Short problem: Filter the records below down to lines containing "without".

Records for this exercise:
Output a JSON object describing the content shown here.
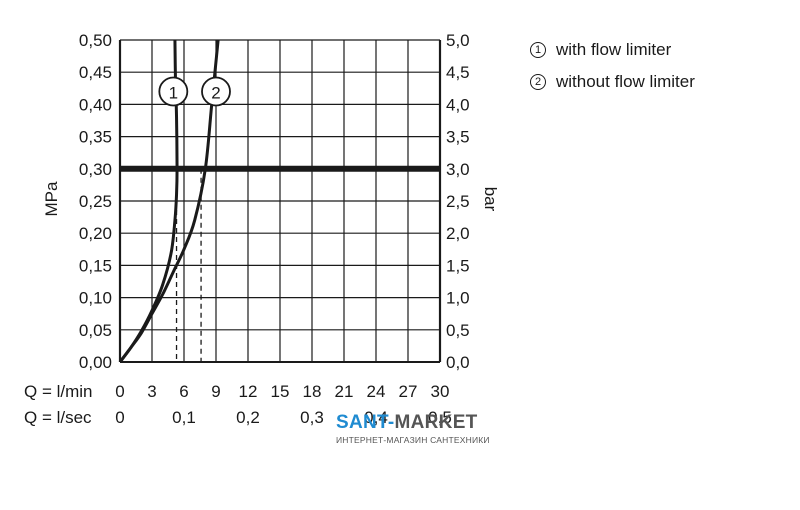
{
  "chart_data": {
    "type": "line",
    "ylabel_left": "MPa",
    "ylabel_right": "bar",
    "ylim": [
      0,
      0.5
    ],
    "xlim": [
      0,
      30
    ],
    "left_ticks": [
      "0,00",
      "0,05",
      "0,10",
      "0,15",
      "0,20",
      "0,25",
      "0,30",
      "0,35",
      "0,40",
      "0,45",
      "0,50"
    ],
    "right_ticks": [
      "0,0",
      "0,5",
      "1,0",
      "1,5",
      "2,0",
      "2,5",
      "3,0",
      "3,5",
      "4,0",
      "4,5",
      "5,0"
    ],
    "x_lmin_label": "Q = l/min",
    "x_lmin_ticks": [
      "0",
      "3",
      "6",
      "9",
      "12",
      "15",
      "18",
      "21",
      "24",
      "27",
      "30"
    ],
    "x_lsec_label": "Q = l/sec",
    "x_lsec_ticks": [
      "0",
      "0,1",
      "0,2",
      "0,3",
      "0,4",
      "0,5"
    ],
    "grid": true,
    "reference_pressure_mpa": 0.3,
    "series": [
      {
        "marker": "1",
        "name": "with flow limiter",
        "x": [
          0,
          1,
          2,
          3,
          4,
          4.8,
          5.15,
          5.3,
          5.35,
          5.3,
          5.2,
          5.15
        ],
        "y": [
          0,
          0.022,
          0.048,
          0.08,
          0.12,
          0.17,
          0.22,
          0.26,
          0.3,
          0.38,
          0.44,
          0.5
        ]
      },
      {
        "marker": "2",
        "name": "without flow limiter",
        "x": [
          0,
          1,
          2,
          3,
          4,
          5,
          6,
          7,
          8,
          8.6,
          9.2
        ],
        "y": [
          0,
          0.022,
          0.045,
          0.075,
          0.105,
          0.14,
          0.175,
          0.22,
          0.3,
          0.4,
          0.5
        ]
      }
    ],
    "dropdowns": [
      {
        "x": 5.3,
        "y": 0.25
      },
      {
        "x": 7.6,
        "y": 0.3
      }
    ],
    "legend": {
      "position": "top-right",
      "items": [
        {
          "marker": "1",
          "label": "with flow limiter"
        },
        {
          "marker": "2",
          "label": "without flow limiter"
        }
      ]
    }
  },
  "watermark": {
    "brand_a": "SANT-",
    "brand_b": "MARKET",
    "subtitle": "ИНТЕРНЕТ-МАГАЗИН САНТЕХНИКИ"
  }
}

Exercise response:
        "name": "without flow limiter",
          "label": "without flow limiter"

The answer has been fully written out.